### PROBLEM STATEMENT
Locate each line below that includes "etwa" and reproduce it.

-- LISTED ENTRIES start --

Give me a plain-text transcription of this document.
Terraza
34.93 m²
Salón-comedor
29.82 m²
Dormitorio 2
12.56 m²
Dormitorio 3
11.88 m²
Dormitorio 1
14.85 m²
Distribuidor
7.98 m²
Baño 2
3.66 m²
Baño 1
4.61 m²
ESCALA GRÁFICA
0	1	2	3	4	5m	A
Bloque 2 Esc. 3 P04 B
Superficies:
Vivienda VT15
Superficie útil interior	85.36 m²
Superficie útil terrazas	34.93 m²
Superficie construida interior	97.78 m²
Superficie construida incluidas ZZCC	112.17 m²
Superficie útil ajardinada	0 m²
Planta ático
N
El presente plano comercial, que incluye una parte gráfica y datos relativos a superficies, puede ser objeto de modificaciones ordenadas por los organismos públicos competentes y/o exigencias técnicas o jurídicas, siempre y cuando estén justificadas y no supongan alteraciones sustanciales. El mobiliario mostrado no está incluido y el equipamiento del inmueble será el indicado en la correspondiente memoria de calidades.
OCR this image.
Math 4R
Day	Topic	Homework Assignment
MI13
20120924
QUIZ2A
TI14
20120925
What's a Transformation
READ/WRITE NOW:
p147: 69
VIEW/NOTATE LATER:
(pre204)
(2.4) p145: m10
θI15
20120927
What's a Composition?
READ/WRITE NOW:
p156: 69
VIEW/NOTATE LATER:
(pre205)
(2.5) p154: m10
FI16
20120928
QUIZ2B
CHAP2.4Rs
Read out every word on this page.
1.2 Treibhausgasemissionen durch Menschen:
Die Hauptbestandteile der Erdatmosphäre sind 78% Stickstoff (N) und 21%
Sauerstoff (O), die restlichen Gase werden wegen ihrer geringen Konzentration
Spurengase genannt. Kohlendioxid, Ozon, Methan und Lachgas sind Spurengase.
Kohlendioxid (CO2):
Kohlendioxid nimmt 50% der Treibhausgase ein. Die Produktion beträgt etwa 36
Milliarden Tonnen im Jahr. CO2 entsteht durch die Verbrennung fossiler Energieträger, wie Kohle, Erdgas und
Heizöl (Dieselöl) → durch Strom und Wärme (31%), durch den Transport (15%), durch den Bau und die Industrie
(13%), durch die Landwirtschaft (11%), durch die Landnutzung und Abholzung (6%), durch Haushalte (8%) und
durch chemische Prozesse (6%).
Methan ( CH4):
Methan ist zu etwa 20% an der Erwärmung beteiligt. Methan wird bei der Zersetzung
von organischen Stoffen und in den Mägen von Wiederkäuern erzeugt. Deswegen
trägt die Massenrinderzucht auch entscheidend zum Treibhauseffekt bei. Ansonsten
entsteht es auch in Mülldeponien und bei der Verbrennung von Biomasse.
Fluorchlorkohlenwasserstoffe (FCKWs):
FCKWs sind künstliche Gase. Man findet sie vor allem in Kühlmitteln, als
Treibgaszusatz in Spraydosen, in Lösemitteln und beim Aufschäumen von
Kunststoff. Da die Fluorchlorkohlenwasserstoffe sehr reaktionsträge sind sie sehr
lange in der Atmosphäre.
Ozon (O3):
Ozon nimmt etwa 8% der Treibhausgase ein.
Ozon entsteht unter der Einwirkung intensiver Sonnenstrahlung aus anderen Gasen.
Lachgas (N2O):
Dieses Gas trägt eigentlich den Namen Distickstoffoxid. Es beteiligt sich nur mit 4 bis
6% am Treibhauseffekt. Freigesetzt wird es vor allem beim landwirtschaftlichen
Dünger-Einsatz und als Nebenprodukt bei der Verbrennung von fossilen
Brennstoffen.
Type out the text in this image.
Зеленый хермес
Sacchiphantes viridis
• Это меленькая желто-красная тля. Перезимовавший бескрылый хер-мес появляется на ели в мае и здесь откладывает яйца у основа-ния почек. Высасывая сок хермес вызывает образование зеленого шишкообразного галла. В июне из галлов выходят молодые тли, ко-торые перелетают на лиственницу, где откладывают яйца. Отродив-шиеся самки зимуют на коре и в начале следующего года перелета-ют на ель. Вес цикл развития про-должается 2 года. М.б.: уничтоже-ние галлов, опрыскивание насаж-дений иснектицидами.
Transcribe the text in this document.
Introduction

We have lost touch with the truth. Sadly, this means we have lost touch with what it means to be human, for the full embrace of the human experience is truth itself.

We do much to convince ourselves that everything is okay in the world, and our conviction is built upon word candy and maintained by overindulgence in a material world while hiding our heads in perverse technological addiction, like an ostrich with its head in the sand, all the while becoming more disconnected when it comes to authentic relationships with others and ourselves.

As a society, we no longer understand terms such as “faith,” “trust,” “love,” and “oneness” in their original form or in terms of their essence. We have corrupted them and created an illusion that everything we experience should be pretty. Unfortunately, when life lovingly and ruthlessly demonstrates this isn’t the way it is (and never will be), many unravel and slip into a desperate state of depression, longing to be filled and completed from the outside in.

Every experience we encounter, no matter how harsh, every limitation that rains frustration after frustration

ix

-- LISTED ENTRIES end --

### REPLY
Kohlendioxid nimmt 50% der Treibhausgase ein. Die Produktion beträgt etwa 36
Methan ist zu etwa 20% an der Erwärmung beteiligt. Methan wird bei der Zersetzung
Ozon nimmt etwa 8% der Treibhausgase ein.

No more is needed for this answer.